WHAT IS BEING ASKED:
What follows is a listing; restate every line of it word for word.

-- begin GIVEN DATA --

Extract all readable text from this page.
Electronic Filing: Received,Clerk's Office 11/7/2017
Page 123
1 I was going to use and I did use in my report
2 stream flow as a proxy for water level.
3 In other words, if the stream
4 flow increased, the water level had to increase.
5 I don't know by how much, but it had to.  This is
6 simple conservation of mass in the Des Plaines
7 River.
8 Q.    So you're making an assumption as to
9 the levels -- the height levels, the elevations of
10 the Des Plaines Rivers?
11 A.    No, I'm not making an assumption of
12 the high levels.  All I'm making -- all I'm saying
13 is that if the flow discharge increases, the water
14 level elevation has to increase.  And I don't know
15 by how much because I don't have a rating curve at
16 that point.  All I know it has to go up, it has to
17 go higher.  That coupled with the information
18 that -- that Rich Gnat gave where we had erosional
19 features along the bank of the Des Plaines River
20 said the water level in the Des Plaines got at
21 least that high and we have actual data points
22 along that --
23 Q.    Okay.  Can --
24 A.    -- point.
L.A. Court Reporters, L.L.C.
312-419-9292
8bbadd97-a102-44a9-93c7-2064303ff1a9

-- end GIVEN DATA --

RESPONSE:
Extract all readable text from this page.
Electronic Filing: Received,Clerk's Office 11/7/2017
Page 123
1 I was going to use and I did use in my report
2 stream flow as a proxy for water level.
3 In other words, if the stream
4 flow increased, the water level had to increase.
5 I don't know by how much, but it had to.  This is
6 simple conservation of mass in the Des Plaines
7 River.
8 Q.    So you're making an assumption as to
9 the levels -- the height levels, the elevations of
10 the Des Plaines Rivers?
11 A.    No, I'm not making an assumption of
12 the high levels.  All I'm making -- all I'm saying
13 is that if the flow discharge increases, the water
14 level elevation has to increase.  And I don't know
15 by how much because I don't have a rating curve at
16 that point.  All I know it has to go up, it has to
17 go higher.  That coupled with the information
18 that -- that Rich Gnat gave where we had erosional
19 features along the bank of the Des Plaines River
20 said the water level in the Des Plaines got at
21 least that high and we have actual data points
22 along that --
23 Q.    Okay.  Can --
24 A.    -- point.
L.A. Court Reporters, L.L.C.
312-419-9292
8bbadd97-a102-44a9-93c7-2064303ff1a9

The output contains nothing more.